Entries from a visual dataset:
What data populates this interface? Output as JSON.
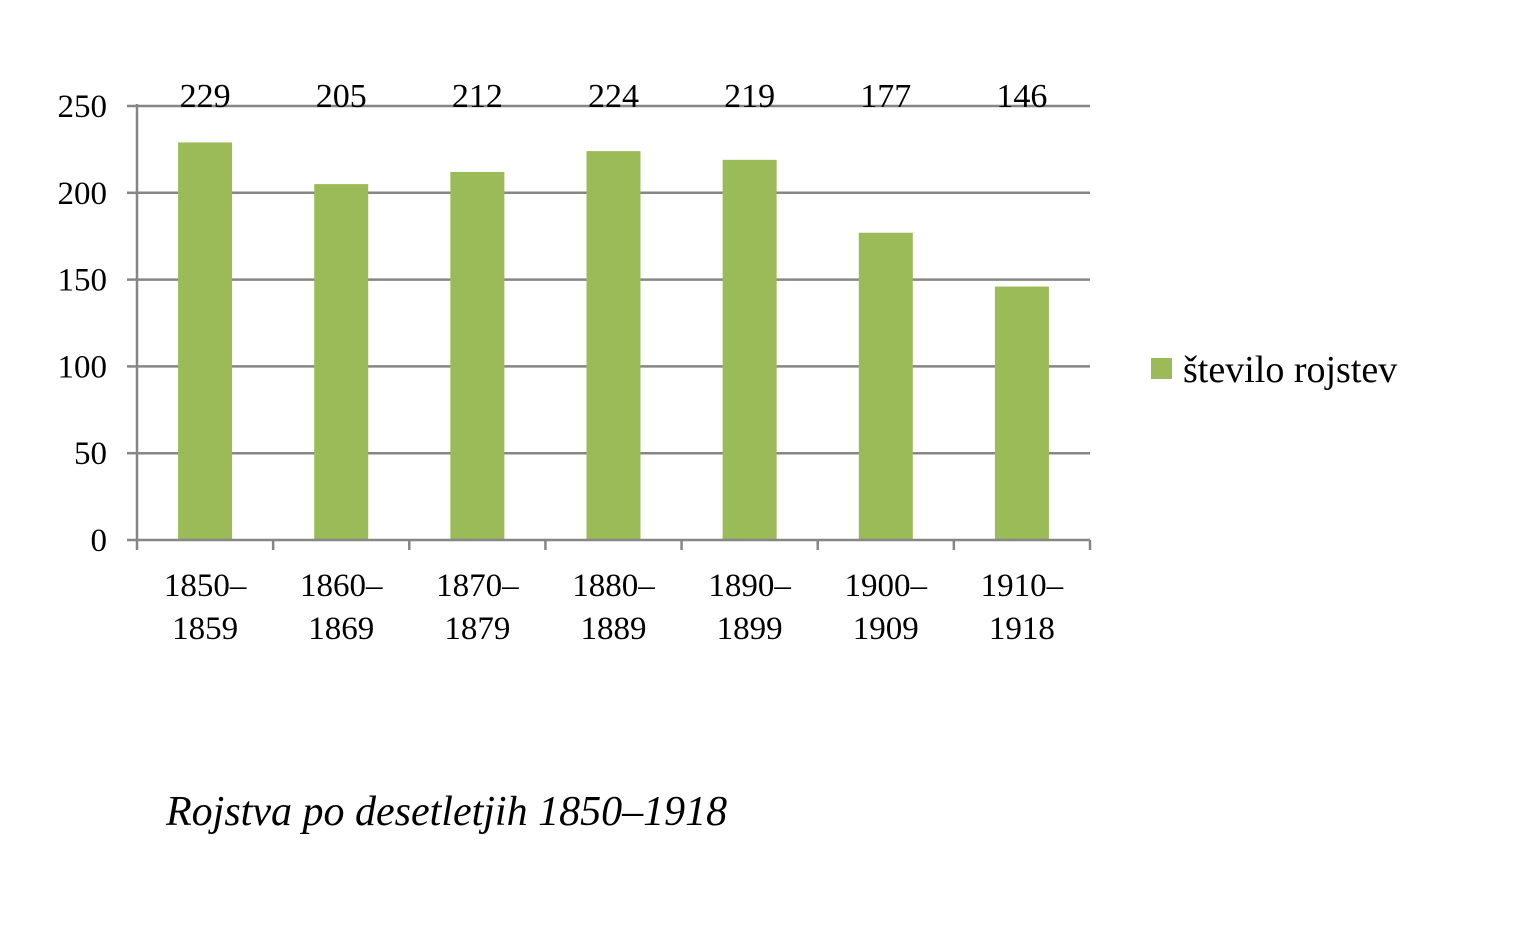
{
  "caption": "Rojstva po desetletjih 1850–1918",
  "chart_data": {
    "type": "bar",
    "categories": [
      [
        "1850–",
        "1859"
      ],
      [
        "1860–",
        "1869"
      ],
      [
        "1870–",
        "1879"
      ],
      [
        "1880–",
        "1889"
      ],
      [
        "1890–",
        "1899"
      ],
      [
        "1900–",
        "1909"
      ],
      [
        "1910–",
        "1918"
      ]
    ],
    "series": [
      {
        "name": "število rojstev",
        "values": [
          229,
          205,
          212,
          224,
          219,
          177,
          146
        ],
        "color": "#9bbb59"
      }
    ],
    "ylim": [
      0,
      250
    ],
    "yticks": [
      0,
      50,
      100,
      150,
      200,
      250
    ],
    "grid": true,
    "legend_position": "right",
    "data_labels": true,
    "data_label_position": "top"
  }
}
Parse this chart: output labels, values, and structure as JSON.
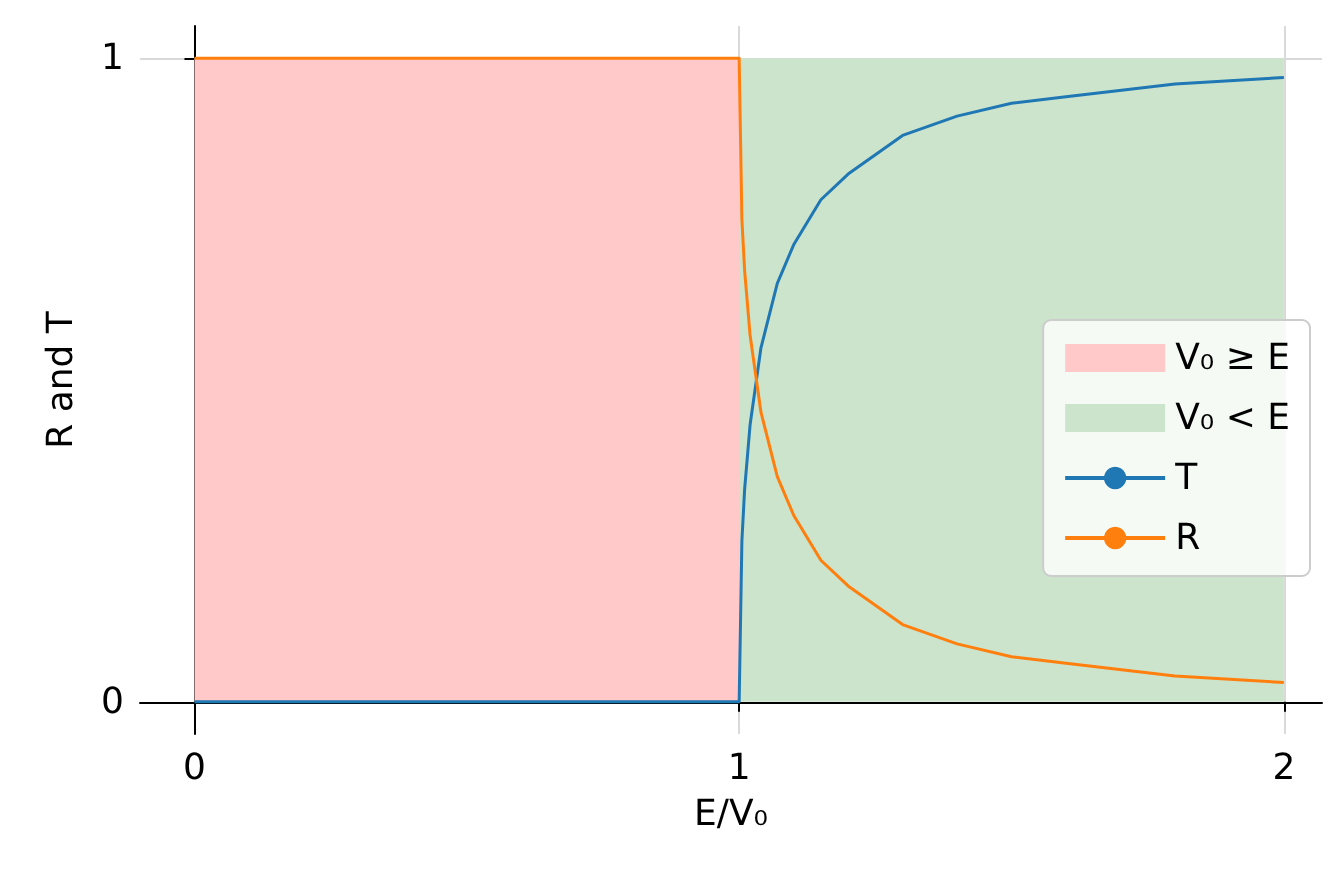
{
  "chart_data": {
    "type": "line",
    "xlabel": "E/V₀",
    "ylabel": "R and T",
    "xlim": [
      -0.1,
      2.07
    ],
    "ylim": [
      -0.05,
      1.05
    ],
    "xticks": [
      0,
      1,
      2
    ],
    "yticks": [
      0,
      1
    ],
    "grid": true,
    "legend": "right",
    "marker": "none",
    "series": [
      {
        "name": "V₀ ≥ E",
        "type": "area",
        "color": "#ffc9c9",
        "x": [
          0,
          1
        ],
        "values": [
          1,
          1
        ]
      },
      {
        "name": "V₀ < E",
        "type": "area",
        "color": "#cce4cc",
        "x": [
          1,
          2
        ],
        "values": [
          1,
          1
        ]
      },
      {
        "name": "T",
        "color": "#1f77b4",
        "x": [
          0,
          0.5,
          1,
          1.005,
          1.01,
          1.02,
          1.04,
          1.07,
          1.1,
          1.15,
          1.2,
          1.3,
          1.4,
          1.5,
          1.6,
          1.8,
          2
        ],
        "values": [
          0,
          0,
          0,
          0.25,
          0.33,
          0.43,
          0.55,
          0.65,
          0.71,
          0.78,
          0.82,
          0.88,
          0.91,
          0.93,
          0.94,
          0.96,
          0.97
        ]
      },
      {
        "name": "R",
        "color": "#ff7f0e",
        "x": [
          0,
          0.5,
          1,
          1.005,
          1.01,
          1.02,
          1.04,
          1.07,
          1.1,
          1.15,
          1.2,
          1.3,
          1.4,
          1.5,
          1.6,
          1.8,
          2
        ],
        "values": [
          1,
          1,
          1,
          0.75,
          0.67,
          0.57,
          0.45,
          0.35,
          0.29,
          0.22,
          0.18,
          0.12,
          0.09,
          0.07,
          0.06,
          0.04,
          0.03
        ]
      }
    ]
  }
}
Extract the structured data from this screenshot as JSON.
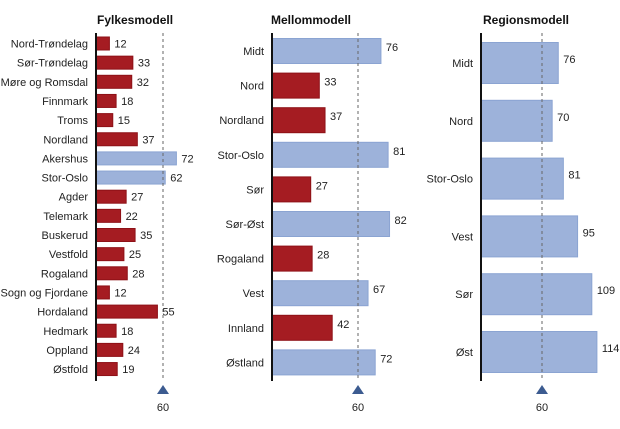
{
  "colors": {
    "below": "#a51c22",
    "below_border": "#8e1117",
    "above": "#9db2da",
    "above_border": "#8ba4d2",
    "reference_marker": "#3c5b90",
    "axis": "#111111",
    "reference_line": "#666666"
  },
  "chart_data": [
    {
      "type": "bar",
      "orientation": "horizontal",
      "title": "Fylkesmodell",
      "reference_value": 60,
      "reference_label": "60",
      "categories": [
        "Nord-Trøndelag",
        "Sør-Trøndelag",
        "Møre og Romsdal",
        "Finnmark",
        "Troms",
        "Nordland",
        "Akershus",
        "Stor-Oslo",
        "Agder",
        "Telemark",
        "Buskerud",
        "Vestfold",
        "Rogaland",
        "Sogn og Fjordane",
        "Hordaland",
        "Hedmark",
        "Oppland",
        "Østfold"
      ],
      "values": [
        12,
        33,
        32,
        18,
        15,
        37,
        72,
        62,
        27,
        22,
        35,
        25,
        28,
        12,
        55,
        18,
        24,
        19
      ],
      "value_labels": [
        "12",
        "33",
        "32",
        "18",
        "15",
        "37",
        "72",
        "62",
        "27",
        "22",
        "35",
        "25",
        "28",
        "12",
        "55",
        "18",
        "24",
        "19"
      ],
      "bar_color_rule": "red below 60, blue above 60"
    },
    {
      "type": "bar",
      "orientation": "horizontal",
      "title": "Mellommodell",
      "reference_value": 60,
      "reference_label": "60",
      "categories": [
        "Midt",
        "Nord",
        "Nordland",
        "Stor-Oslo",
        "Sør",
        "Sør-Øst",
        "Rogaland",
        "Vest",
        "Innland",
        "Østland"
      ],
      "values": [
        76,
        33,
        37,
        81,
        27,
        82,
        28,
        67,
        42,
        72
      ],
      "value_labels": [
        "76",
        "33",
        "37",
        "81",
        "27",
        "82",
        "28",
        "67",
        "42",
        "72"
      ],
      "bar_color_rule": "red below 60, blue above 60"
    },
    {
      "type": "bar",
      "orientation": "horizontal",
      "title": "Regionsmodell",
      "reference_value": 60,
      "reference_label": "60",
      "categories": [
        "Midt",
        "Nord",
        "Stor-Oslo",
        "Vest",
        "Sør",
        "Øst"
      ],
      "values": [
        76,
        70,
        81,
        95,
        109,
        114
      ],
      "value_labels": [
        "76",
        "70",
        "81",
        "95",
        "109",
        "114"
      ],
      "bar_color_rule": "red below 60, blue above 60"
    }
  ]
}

> _AIM OF THE EXERCISE_
Quote all the records verbatim, dropping any pictures from your copy.

> _THE SOLUTION_
What data populates this interface? Output as JSON.
{
  "caption": "Rojstva po desetletjih 1850–1918",
  "chart_data": {
    "type": "bar",
    "categories": [
      [
        "1850–",
        "1859"
      ],
      [
        "1860–",
        "1869"
      ],
      [
        "1870–",
        "1879"
      ],
      [
        "1880–",
        "1889"
      ],
      [
        "1890–",
        "1899"
      ],
      [
        "1900–",
        "1909"
      ],
      [
        "1910–",
        "1918"
      ]
    ],
    "series": [
      {
        "name": "število rojstev",
        "values": [
          229,
          205,
          212,
          224,
          219,
          177,
          146
        ],
        "color": "#9bbb59"
      }
    ],
    "ylim": [
      0,
      250
    ],
    "yticks": [
      0,
      50,
      100,
      150,
      200,
      250
    ],
    "grid": true,
    "legend_position": "right",
    "data_labels": true,
    "data_label_position": "top"
  }
}
Parse this chart: output labels, values, and structure as JSON.
{
  "chart_data": {
    "type": "line",
    "xlabel": "E/V₀",
    "ylabel": "R and T",
    "xlim": [
      -0.1,
      2.07
    ],
    "ylim": [
      -0.05,
      1.05
    ],
    "xticks": [
      0,
      1,
      2
    ],
    "yticks": [
      0,
      1
    ],
    "grid": true,
    "legend": "right",
    "marker": "none",
    "series": [
      {
        "name": "V₀ ≥ E",
        "type": "area",
        "color": "#ffc9c9",
        "x": [
          0,
          1
        ],
        "values": [
          1,
          1
        ]
      },
      {
        "name": "V₀ < E",
        "type": "area",
        "color": "#cce4cc",
        "x": [
          1,
          2
        ],
        "values": [
          1,
          1
        ]
      },
      {
        "name": "T",
        "color": "#1f77b4",
        "x": [
          0,
          0.5,
          1,
          1.005,
          1.01,
          1.02,
          1.04,
          1.07,
          1.1,
          1.15,
          1.2,
          1.3,
          1.4,
          1.5,
          1.6,
          1.8,
          2
        ],
        "values": [
          0,
          0,
          0,
          0.25,
          0.33,
          0.43,
          0.55,
          0.65,
          0.71,
          0.78,
          0.82,
          0.88,
          0.91,
          0.93,
          0.94,
          0.96,
          0.97
        ]
      },
      {
        "name": "R",
        "color": "#ff7f0e",
        "x": [
          0,
          0.5,
          1,
          1.005,
          1.01,
          1.02,
          1.04,
          1.07,
          1.1,
          1.15,
          1.2,
          1.3,
          1.4,
          1.5,
          1.6,
          1.8,
          2
        ],
        "values": [
          1,
          1,
          1,
          0.75,
          0.67,
          0.57,
          0.45,
          0.35,
          0.29,
          0.22,
          0.18,
          0.12,
          0.09,
          0.07,
          0.06,
          0.04,
          0.03
        ]
      }
    ]
  }
}
Extract the structured data from this screenshot as JSON.
{
  "colors": {
    "below": "#a51c22",
    "below_border": "#8e1117",
    "above": "#9db2da",
    "above_border": "#8ba4d2",
    "reference_marker": "#3c5b90",
    "axis": "#111111",
    "reference_line": "#666666"
  },
  "chart_data": [
    {
      "type": "bar",
      "orientation": "horizontal",
      "title": "Fylkesmodell",
      "reference_value": 60,
      "reference_label": "60",
      "categories": [
        "Nord-Trøndelag",
        "Sør-Trøndelag",
        "Møre og Romsdal",
        "Finnmark",
        "Troms",
        "Nordland",
        "Akershus",
        "Stor-Oslo",
        "Agder",
        "Telemark",
        "Buskerud",
        "Vestfold",
        "Rogaland",
        "Sogn og Fjordane",
        "Hordaland",
        "Hedmark",
        "Oppland",
        "Østfold"
      ],
      "values": [
        12,
        33,
        32,
        18,
        15,
        37,
        72,
        62,
        27,
        22,
        35,
        25,
        28,
        12,
        55,
        18,
        24,
        19
      ],
      "value_labels": [
        "12",
        "33",
        "32",
        "18",
        "15",
        "37",
        "72",
        "62",
        "27",
        "22",
        "35",
        "25",
        "28",
        "12",
        "55",
        "18",
        "24",
        "19"
      ],
      "bar_color_rule": "red below 60, blue above 60"
    },
    {
      "type": "bar",
      "orientation": "horizontal",
      "title": "Mellommodell",
      "reference_value": 60,
      "reference_label": "60",
      "categories": [
        "Midt",
        "Nord",
        "Nordland",
        "Stor-Oslo",
        "Sør",
        "Sør-Øst",
        "Rogaland",
        "Vest",
        "Innland",
        "Østland"
      ],
      "values": [
        76,
        33,
        37,
        81,
        27,
        82,
        28,
        67,
        42,
        72
      ],
      "value_labels": [
        "76",
        "33",
        "37",
        "81",
        "27",
        "82",
        "28",
        "67",
        "42",
        "72"
      ],
      "bar_color_rule": "red below 60, blue above 60"
    },
    {
      "type": "bar",
      "orientation": "horizontal",
      "title": "Regionsmodell",
      "reference_value": 60,
      "reference_label": "60",
      "categories": [
        "Midt",
        "Nord",
        "Stor-Oslo",
        "Vest",
        "Sør",
        "Øst"
      ],
      "values": [
        76,
        70,
        81,
        95,
        109,
        114
      ],
      "value_labels": [
        "76",
        "70",
        "81",
        "95",
        "109",
        "114"
      ],
      "bar_color_rule": "red below 60, blue above 60"
    }
  ]
}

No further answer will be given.